» AIM
Find the line that contains "OCR this image.". Repeat that line and all lines following it, exactly, through the end of the listing below.

>> Begin DATA SECTION

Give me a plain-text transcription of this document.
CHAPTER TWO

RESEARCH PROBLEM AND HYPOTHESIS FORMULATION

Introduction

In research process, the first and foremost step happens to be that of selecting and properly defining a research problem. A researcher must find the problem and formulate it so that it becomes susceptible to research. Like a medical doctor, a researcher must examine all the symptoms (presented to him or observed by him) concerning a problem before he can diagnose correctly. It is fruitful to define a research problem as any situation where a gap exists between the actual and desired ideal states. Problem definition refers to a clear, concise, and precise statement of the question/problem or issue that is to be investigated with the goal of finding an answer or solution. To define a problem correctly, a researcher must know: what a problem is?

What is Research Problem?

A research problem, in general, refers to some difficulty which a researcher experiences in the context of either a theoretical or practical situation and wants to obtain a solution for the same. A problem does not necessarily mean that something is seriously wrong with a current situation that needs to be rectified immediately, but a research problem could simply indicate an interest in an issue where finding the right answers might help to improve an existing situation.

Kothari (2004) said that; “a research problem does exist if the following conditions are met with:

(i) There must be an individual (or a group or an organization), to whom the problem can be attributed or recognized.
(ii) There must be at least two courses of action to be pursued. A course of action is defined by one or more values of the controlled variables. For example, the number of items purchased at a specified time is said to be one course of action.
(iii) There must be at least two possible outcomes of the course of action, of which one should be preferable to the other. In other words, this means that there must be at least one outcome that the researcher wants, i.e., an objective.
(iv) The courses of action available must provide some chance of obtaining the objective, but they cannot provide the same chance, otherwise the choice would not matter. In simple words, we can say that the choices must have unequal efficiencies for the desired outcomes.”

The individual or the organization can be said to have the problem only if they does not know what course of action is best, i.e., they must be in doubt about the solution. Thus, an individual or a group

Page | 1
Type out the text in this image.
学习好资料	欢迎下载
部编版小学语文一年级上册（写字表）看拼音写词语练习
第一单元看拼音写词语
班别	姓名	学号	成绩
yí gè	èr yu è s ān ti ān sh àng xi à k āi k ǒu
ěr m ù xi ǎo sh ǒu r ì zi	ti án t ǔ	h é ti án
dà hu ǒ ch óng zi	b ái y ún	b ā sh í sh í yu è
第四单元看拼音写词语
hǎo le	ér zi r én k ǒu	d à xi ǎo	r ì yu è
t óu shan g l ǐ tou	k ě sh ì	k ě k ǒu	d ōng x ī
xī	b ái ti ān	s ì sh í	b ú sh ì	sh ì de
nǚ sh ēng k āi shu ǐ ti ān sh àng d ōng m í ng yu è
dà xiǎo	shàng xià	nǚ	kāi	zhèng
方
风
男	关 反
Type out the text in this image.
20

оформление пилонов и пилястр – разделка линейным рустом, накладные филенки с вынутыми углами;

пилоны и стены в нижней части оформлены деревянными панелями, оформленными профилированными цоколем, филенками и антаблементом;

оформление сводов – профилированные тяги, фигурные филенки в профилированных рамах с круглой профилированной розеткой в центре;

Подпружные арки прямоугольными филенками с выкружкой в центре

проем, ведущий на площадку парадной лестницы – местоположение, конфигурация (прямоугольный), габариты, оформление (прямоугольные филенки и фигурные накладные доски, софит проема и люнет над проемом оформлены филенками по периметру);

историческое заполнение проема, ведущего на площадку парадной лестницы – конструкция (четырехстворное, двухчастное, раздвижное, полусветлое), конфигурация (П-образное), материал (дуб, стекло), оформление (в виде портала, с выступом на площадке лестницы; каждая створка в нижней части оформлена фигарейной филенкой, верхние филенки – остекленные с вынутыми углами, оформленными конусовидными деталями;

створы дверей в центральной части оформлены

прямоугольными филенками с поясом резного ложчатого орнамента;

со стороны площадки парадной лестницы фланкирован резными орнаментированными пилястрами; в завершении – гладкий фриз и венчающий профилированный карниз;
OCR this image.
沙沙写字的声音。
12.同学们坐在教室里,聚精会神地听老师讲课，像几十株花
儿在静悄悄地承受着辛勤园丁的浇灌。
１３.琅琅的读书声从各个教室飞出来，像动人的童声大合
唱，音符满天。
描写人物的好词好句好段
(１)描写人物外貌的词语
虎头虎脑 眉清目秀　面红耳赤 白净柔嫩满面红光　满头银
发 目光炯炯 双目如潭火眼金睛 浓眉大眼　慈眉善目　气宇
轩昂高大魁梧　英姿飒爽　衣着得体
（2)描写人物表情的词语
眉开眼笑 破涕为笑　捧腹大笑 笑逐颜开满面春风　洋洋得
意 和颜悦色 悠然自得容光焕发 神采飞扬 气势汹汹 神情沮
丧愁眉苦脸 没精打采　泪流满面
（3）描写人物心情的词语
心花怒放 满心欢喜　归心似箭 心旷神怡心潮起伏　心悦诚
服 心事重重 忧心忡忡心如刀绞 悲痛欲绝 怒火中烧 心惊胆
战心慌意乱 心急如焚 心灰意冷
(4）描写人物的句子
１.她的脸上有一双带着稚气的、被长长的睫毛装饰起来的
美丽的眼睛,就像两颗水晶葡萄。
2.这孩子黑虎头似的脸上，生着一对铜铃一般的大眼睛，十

>> End DATA SECTION

» ANSWER
OCR this image.
沙沙写字的声音。
12.同学们坐在教室里,聚精会神地听老师讲课，像几十株花
儿在静悄悄地承受着辛勤园丁的浇灌。
１３.琅琅的读书声从各个教室飞出来，像动人的童声大合
唱，音符满天。
描写人物的好词好句好段
(１)描写人物外貌的词语
虎头虎脑 眉清目秀　面红耳赤 白净柔嫩满面红光　满头银
发 目光炯炯 双目如潭火眼金睛 浓眉大眼　慈眉善目　气宇
轩昂高大魁梧　英姿飒爽　衣着得体
（2)描写人物表情的词语
眉开眼笑 破涕为笑　捧腹大笑 笑逐颜开满面春风　洋洋得
意 和颜悦色 悠然自得容光焕发 神采飞扬 气势汹汹 神情沮
丧愁眉苦脸 没精打采　泪流满面
（3）描写人物心情的词语
心花怒放 满心欢喜　归心似箭 心旷神怡心潮起伏　心悦诚
服 心事重重 忧心忡忡心如刀绞 悲痛欲绝 怒火中烧 心惊胆
战心慌意乱 心急如焚 心灰意冷
(4）描写人物的句子
１.她的脸上有一双带着稚气的、被长长的睫毛装饰起来的
美丽的眼睛,就像两颗水晶葡萄。
2.这孩子黑虎头似的脸上，生着一对铜铃一般的大眼睛，十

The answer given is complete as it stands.